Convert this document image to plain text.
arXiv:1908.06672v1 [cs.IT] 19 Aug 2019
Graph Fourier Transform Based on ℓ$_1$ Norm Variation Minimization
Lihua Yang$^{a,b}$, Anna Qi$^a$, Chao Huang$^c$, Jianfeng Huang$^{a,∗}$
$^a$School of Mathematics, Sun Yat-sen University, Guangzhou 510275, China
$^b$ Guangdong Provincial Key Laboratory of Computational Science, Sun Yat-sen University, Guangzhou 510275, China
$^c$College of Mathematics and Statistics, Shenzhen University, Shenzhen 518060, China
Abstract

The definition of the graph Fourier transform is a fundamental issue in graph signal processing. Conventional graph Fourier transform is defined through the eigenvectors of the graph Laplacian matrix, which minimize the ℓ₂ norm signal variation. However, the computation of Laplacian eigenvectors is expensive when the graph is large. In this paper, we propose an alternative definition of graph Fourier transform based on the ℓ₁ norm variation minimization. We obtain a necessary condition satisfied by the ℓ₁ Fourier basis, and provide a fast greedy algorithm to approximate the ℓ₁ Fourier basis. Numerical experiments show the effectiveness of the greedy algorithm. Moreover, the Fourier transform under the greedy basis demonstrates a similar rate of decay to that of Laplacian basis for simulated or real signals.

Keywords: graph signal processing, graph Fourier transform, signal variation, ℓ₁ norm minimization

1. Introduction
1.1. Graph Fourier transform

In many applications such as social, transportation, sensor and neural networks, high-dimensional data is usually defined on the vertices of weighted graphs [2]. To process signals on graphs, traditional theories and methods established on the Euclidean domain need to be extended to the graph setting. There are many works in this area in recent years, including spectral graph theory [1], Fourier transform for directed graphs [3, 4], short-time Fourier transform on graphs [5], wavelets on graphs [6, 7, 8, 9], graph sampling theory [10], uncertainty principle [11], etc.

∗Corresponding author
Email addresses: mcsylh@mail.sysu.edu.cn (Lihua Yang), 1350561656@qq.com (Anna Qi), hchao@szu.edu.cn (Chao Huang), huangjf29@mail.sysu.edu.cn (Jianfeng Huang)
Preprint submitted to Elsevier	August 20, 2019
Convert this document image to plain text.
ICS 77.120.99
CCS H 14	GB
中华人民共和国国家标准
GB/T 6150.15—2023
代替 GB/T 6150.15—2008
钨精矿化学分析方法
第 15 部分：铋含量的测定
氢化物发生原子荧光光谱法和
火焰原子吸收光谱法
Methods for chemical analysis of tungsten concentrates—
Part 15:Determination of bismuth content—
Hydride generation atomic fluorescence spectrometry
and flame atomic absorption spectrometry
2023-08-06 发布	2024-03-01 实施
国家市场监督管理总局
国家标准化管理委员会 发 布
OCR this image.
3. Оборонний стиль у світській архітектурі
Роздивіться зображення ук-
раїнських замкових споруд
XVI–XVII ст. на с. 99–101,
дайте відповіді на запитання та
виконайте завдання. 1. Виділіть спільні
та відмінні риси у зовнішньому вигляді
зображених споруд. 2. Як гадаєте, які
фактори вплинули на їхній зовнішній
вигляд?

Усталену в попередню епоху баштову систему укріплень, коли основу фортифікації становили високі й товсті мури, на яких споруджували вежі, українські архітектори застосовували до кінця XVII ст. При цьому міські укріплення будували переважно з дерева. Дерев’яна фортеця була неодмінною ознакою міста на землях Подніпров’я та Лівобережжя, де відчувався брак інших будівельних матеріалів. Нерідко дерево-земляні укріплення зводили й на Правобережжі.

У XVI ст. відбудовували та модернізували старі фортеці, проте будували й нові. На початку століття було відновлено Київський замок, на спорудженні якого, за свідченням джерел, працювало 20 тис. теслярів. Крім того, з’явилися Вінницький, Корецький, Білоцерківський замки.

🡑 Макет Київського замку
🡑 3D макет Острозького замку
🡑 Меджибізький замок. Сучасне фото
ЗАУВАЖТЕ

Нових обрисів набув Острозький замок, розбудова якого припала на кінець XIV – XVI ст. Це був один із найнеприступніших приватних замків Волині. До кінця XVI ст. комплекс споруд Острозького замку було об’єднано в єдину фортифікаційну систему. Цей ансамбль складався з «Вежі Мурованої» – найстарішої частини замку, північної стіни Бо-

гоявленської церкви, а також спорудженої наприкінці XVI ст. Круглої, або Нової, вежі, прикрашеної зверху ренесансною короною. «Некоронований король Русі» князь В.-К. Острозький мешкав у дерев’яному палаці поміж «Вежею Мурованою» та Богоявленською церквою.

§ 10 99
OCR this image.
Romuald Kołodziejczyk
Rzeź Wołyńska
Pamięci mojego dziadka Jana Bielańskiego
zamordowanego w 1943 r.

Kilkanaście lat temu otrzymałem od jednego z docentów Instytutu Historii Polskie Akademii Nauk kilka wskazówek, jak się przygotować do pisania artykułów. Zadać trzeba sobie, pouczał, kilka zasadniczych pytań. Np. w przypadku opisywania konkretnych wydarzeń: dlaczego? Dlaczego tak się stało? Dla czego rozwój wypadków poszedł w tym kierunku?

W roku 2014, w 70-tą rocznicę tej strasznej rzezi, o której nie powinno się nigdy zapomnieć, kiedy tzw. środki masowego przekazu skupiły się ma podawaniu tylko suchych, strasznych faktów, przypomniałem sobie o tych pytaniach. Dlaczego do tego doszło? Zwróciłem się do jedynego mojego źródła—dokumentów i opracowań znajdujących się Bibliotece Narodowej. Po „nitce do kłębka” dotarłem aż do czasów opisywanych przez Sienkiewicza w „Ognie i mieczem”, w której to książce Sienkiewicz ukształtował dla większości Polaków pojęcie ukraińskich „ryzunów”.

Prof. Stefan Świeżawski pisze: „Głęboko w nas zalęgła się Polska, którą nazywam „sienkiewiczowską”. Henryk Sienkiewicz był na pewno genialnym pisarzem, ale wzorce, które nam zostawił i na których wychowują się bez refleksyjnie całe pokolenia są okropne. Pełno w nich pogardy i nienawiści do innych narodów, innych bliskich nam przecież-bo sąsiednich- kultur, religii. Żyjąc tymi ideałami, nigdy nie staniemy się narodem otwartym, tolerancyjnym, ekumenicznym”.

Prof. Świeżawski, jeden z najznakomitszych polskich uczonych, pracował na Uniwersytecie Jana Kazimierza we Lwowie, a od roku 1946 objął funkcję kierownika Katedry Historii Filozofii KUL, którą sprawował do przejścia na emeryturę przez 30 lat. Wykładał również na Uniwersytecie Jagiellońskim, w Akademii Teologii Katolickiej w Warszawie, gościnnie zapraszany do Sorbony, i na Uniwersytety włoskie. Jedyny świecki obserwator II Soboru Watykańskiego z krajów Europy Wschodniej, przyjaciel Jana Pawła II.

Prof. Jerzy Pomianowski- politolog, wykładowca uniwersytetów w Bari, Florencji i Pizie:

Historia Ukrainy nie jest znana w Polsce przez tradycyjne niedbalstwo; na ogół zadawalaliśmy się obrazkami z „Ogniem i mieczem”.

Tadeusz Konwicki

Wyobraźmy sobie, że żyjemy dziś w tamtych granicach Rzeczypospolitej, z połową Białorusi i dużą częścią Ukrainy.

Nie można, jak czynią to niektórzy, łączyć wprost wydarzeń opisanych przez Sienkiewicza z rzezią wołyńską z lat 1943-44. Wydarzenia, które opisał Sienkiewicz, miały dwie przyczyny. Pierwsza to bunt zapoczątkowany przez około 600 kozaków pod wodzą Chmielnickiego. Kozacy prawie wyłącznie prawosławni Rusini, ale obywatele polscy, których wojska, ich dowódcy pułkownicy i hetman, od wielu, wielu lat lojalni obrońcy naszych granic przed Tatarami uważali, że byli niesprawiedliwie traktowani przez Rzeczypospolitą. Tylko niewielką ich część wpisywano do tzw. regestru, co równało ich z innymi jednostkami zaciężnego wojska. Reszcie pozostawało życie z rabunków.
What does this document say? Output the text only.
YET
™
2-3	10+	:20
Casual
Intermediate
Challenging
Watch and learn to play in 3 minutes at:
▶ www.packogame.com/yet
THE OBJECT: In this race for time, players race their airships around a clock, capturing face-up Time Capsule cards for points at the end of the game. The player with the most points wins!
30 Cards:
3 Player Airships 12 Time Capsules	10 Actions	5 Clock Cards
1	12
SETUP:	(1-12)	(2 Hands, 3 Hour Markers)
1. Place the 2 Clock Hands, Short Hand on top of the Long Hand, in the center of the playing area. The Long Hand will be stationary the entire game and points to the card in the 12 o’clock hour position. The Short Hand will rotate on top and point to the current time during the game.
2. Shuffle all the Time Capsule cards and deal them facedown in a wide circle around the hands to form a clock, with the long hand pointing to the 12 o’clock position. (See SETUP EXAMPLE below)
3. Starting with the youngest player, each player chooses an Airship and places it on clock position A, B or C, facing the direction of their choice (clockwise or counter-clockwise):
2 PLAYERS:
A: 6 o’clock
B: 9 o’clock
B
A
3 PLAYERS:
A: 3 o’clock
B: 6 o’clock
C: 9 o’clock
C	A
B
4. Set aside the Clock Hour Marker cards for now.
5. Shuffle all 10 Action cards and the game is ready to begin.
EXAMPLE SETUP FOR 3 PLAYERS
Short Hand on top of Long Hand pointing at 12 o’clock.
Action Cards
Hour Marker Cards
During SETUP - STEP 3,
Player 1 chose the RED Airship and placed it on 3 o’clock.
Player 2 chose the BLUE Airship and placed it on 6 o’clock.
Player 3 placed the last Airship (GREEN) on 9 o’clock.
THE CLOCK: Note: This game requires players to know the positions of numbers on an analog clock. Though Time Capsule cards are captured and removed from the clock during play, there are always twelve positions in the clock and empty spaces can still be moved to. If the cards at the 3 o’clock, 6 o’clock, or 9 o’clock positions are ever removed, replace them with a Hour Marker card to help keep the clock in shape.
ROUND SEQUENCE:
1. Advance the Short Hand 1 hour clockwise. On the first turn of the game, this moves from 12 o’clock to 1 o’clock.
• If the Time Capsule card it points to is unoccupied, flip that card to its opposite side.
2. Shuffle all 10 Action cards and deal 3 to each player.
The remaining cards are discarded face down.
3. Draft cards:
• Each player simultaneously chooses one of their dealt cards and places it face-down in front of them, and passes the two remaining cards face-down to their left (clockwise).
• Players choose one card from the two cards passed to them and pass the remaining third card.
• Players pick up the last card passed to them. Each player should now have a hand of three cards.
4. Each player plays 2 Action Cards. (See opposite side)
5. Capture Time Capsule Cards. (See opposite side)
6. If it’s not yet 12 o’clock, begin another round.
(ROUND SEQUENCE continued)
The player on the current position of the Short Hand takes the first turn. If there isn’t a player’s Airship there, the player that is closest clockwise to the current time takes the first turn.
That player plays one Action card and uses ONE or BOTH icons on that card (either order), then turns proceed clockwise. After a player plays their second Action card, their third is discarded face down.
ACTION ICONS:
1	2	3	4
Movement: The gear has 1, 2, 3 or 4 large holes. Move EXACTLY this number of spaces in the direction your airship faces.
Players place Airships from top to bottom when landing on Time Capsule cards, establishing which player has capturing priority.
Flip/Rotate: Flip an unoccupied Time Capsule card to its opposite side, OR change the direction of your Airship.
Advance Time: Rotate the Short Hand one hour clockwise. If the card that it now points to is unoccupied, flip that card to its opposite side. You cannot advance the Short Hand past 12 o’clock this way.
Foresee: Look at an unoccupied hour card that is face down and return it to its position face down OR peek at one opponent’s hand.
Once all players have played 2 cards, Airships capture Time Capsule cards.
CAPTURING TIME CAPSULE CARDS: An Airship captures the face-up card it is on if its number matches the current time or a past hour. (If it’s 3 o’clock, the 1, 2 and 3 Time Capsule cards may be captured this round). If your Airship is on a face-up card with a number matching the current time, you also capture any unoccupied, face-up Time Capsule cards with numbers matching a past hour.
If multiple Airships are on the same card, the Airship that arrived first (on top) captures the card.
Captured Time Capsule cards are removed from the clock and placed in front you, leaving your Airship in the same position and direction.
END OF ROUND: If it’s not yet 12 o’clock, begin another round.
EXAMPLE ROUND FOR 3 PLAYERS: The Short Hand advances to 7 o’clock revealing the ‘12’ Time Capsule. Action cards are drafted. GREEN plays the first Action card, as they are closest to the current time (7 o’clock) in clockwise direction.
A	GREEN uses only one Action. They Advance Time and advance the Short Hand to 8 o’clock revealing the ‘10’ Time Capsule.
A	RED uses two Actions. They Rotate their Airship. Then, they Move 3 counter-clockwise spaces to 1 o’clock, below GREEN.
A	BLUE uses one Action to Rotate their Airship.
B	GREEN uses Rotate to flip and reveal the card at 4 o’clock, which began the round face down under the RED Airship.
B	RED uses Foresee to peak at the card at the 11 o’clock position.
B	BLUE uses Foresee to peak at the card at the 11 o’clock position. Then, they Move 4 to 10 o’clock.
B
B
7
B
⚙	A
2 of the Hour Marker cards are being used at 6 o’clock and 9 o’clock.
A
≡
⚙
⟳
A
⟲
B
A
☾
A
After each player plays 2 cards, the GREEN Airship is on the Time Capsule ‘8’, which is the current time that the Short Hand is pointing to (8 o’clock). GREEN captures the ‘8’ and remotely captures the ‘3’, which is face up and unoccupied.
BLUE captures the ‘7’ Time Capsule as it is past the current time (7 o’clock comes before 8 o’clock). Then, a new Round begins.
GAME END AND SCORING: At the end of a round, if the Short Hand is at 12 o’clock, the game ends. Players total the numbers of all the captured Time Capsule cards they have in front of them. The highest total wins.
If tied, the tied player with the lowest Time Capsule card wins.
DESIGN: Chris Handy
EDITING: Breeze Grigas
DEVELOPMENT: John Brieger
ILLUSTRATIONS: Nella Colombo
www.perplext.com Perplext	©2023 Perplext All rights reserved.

++++

◆ STATED PROBLEM: Identify the lines that hold the word "have". Copy every one of them.

◆ WORKED ANSWER:
• Players pick up the last card passed to them. Each player should now have a hand of three cards.
Once all players have played 2 cards, Airships capture Time Capsule cards.
GAME END AND SCORING: At the end of a round, if the Short Hand is at 12 o’clock, the game ends. Players total the numbers of all the captured Time Capsule cards they have in front of them. The highest total wins.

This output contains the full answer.